START

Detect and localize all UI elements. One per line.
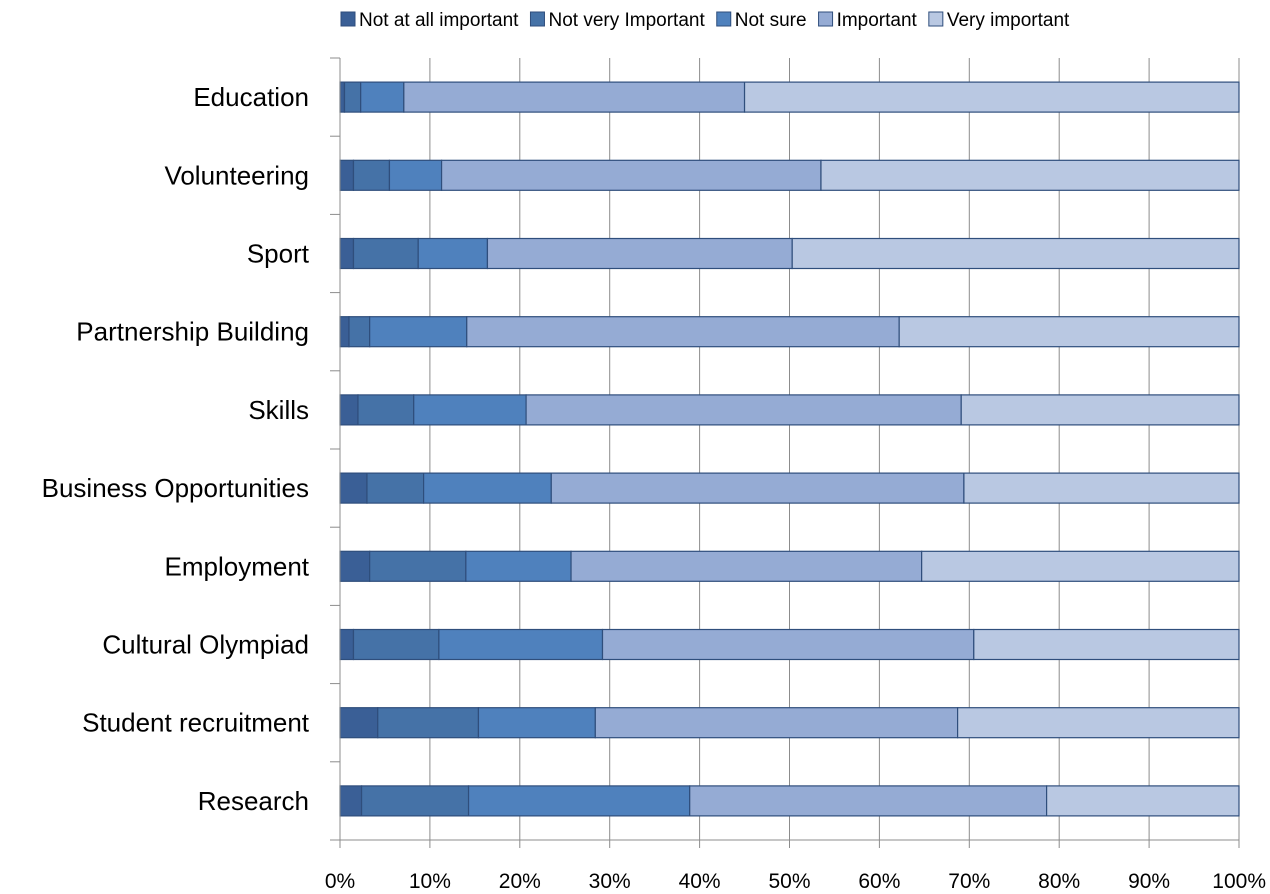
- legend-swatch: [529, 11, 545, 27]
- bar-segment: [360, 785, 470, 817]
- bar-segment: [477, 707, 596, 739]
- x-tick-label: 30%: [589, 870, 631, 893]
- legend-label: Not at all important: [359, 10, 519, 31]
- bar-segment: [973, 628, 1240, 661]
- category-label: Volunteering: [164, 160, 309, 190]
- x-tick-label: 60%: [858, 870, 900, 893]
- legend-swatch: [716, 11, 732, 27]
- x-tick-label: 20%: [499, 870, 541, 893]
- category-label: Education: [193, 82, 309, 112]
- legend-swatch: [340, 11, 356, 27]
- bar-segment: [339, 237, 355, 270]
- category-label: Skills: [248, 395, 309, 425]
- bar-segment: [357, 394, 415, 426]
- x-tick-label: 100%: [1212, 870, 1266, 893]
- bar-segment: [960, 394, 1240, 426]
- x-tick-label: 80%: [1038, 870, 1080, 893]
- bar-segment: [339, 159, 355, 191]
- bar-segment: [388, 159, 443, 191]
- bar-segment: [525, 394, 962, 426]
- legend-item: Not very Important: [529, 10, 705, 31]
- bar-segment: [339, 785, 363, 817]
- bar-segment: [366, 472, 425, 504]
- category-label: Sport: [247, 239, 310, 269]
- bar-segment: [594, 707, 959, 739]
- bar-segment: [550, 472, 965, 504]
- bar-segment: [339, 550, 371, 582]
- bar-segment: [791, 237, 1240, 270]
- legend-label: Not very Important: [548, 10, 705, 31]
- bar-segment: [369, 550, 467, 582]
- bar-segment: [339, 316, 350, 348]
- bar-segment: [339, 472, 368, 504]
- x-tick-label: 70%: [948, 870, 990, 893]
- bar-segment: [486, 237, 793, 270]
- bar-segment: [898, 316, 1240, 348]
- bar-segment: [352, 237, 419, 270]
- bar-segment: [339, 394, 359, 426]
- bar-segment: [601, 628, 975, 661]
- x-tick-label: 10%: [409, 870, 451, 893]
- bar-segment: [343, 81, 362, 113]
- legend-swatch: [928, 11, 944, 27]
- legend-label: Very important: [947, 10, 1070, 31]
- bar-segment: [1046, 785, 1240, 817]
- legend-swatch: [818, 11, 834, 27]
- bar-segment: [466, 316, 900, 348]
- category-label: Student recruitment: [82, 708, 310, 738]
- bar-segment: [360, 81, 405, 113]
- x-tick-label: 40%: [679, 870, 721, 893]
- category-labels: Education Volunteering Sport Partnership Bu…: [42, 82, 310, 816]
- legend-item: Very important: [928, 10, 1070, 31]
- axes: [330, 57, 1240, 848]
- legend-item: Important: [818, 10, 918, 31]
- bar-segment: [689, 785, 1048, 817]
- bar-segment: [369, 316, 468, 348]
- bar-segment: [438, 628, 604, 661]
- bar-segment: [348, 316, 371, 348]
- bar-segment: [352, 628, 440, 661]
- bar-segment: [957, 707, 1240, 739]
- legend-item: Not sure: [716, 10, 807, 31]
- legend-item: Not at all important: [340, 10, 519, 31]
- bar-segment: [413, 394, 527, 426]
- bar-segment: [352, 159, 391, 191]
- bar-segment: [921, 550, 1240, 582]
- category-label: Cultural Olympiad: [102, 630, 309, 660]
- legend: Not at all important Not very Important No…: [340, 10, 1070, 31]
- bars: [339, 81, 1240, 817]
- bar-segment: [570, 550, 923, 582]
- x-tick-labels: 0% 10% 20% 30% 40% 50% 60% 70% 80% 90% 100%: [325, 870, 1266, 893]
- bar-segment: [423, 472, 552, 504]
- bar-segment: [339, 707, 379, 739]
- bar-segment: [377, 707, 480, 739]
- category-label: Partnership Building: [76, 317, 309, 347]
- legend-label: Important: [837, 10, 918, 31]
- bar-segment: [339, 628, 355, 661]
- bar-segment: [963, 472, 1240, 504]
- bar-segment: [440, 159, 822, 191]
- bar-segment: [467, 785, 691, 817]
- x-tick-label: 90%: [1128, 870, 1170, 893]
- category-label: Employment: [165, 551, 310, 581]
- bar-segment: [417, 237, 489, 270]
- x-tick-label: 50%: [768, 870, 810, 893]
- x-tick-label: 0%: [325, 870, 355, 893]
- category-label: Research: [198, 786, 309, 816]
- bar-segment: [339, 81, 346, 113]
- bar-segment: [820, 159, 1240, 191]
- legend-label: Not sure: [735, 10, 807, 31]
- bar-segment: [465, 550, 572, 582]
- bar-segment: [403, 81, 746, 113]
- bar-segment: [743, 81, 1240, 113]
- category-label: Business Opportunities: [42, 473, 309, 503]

END

» WHAT THE TASK ASKS
Set out the lines of the records as a numbered list, beginning at the line that has "- legend-swatch: [529, 11, 545, 27]" and stopping after the line that has "- bar-segment: [357, 394, 415, 426]". Leave out any blank lines.

» RESULT BELOW
1. - legend-swatch: [529, 11, 545, 27]
2. - bar-segment: [360, 785, 470, 817]
3. - bar-segment: [477, 707, 596, 739]
4. - x-tick-label: 30%: [589, 870, 631, 893]
5. - legend-label: Not at all important: [359, 10, 519, 31]
6. - bar-segment: [973, 628, 1240, 661]
7. - category-label: Volunteering: [164, 160, 309, 190]
8. - x-tick-label: 60%: [858, 870, 900, 893]
9. - legend-swatch: [716, 11, 732, 27]
10. - x-tick-label: 20%: [499, 870, 541, 893]
11. - category-label: Education: [193, 82, 309, 112]
12. - legend-swatch: [340, 11, 356, 27]
13. - bar-segment: [339, 237, 355, 270]
14. - category-label: Skills: [248, 395, 309, 425]
15. - bar-segment: [357, 394, 415, 426]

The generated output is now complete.